**INPUT:**

· · · · ·

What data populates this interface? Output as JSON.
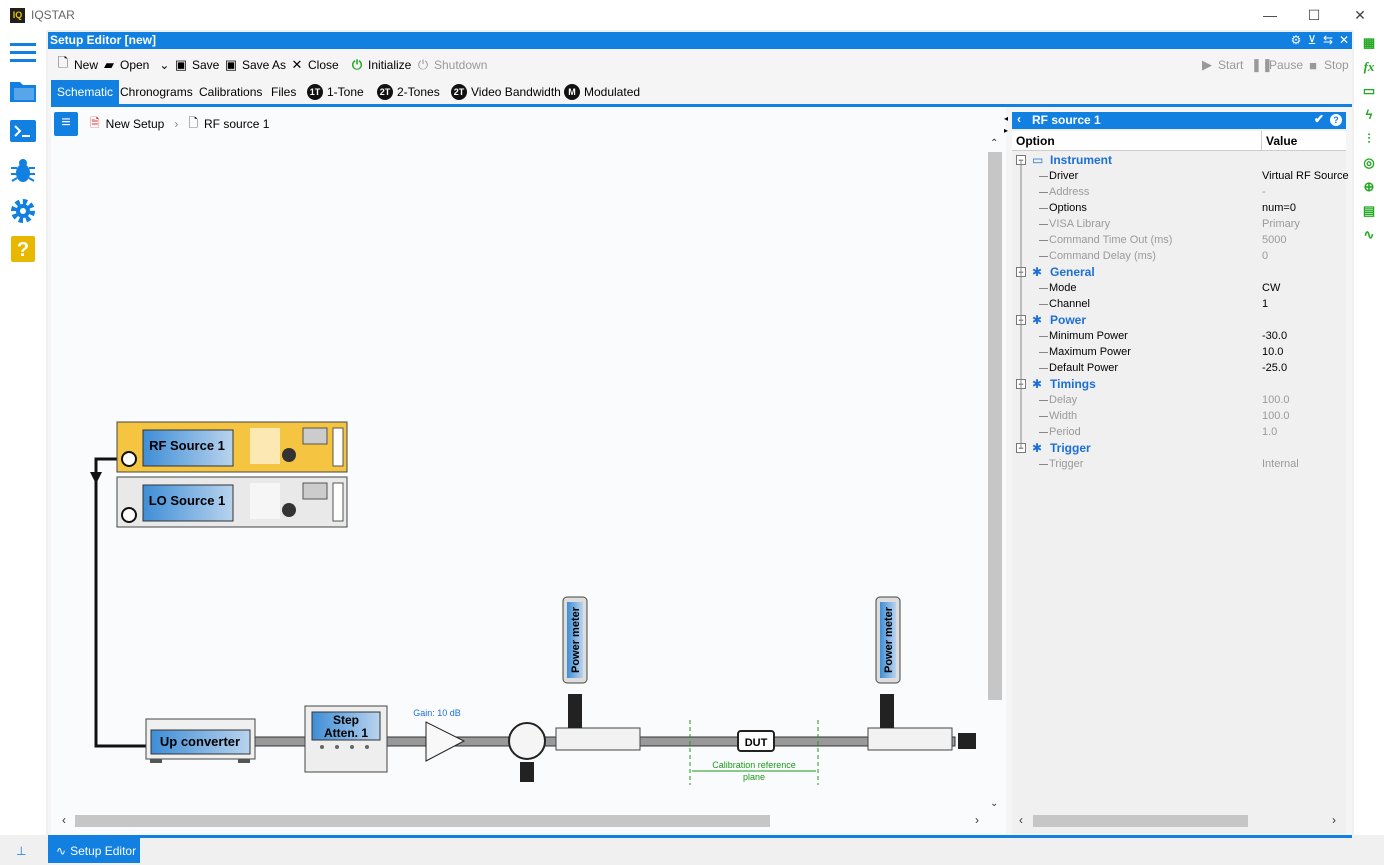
{
  "app": {
    "title": "IQSTAR",
    "logo": "IQ"
  },
  "window_controls": {
    "minimize": "—",
    "maximize": "☐",
    "close": "✕"
  },
  "editor": {
    "title": "Setup Editor [new]",
    "toolbar": {
      "new": "New",
      "open": "Open",
      "save": "Save",
      "save_as": "Save As",
      "close": "Close",
      "initialize": "Initialize",
      "shutdown": "Shutdown",
      "start": "Start",
      "pause": "Pause",
      "stop": "Stop"
    },
    "tabs": [
      {
        "label": "Schematic"
      },
      {
        "label": "Chronograms"
      },
      {
        "label": "Calibrations"
      },
      {
        "label": "Files"
      },
      {
        "label": "1-Tone",
        "badge": "1T"
      },
      {
        "label": "2-Tones",
        "badge": "2T"
      },
      {
        "label": "Video Bandwidth",
        "badge": "2T"
      },
      {
        "label": "Modulated",
        "badge": "M"
      }
    ],
    "breadcrumb": {
      "root": "New Setup",
      "current": "RF source 1"
    }
  },
  "schematic": {
    "rf_source": "RF Source 1",
    "lo_source": "LO Source 1",
    "up_converter": "Up converter",
    "step_atten_line1": "Step",
    "step_atten_line2": "Atten. 1",
    "gain_label": "Gain: 10 dB",
    "power_meter": "Power meter",
    "dut": "DUT",
    "calibration_line1": "Calibration reference",
    "calibration_line2": "plane"
  },
  "properties": {
    "title": "RF source 1",
    "col_option": "Option",
    "col_value": "Value",
    "rows": [
      {
        "type": "cat",
        "name": "Instrument"
      },
      {
        "type": "prop",
        "name": "Driver",
        "value": "Virtual RF Source",
        "dim": false
      },
      {
        "type": "prop",
        "name": "Address",
        "value": "-",
        "dim": true
      },
      {
        "type": "prop",
        "name": "Options",
        "value": "num=0",
        "dim": false
      },
      {
        "type": "prop",
        "name": "VISA Library",
        "value": "Primary",
        "dim": true
      },
      {
        "type": "prop",
        "name": "Command Time Out (ms)",
        "value": "5000",
        "dim": true
      },
      {
        "type": "prop",
        "name": "Command Delay (ms)",
        "value": "0",
        "dim": true
      },
      {
        "type": "cat",
        "name": "General"
      },
      {
        "type": "prop",
        "name": "Mode",
        "value": "CW",
        "dim": false
      },
      {
        "type": "prop",
        "name": "Channel",
        "value": "1",
        "dim": false
      },
      {
        "type": "cat",
        "name": "Power"
      },
      {
        "type": "prop",
        "name": "Minimum Power",
        "value": "-30.0",
        "dim": false
      },
      {
        "type": "prop",
        "name": "Maximum Power",
        "value": "10.0",
        "dim": false
      },
      {
        "type": "prop",
        "name": "Default Power",
        "value": "-25.0",
        "dim": false
      },
      {
        "type": "cat",
        "name": "Timings"
      },
      {
        "type": "prop",
        "name": "Delay",
        "value": "100.0",
        "dim": true
      },
      {
        "type": "prop",
        "name": "Width",
        "value": "100.0",
        "dim": true
      },
      {
        "type": "prop",
        "name": "Period",
        "value": "1.0",
        "dim": true
      },
      {
        "type": "cat",
        "name": "Trigger"
      },
      {
        "type": "prop",
        "name": "Trigger",
        "value": "Internal",
        "dim": true
      }
    ]
  },
  "bottom_tab": {
    "label": "Setup Editor"
  },
  "colors": {
    "accent": "#1180e0",
    "green": "#22a822",
    "rf_yellow": "#f5c542"
  }
}
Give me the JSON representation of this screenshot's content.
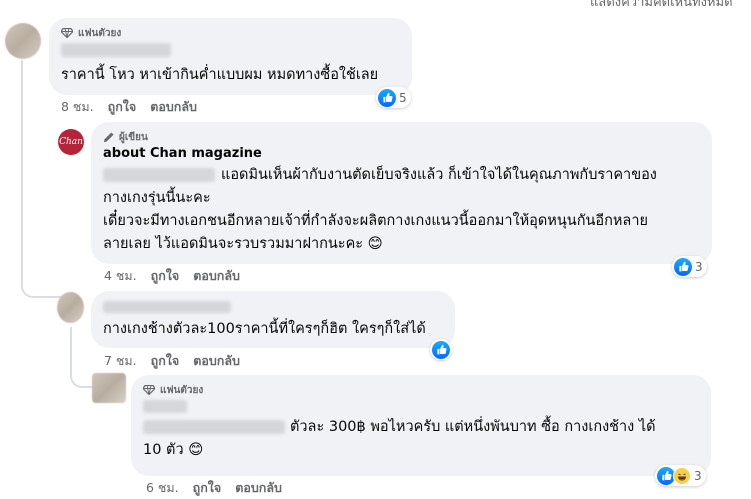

· · · · ·

**WHAT IS EXPECTED:** Where a line above contains the word "Setup", copy that line.

**COMPLETE RESPONSE:**
    "title": "Setup Editor [new]",
      "root": "New Setup",
    "label": "Setup Editor"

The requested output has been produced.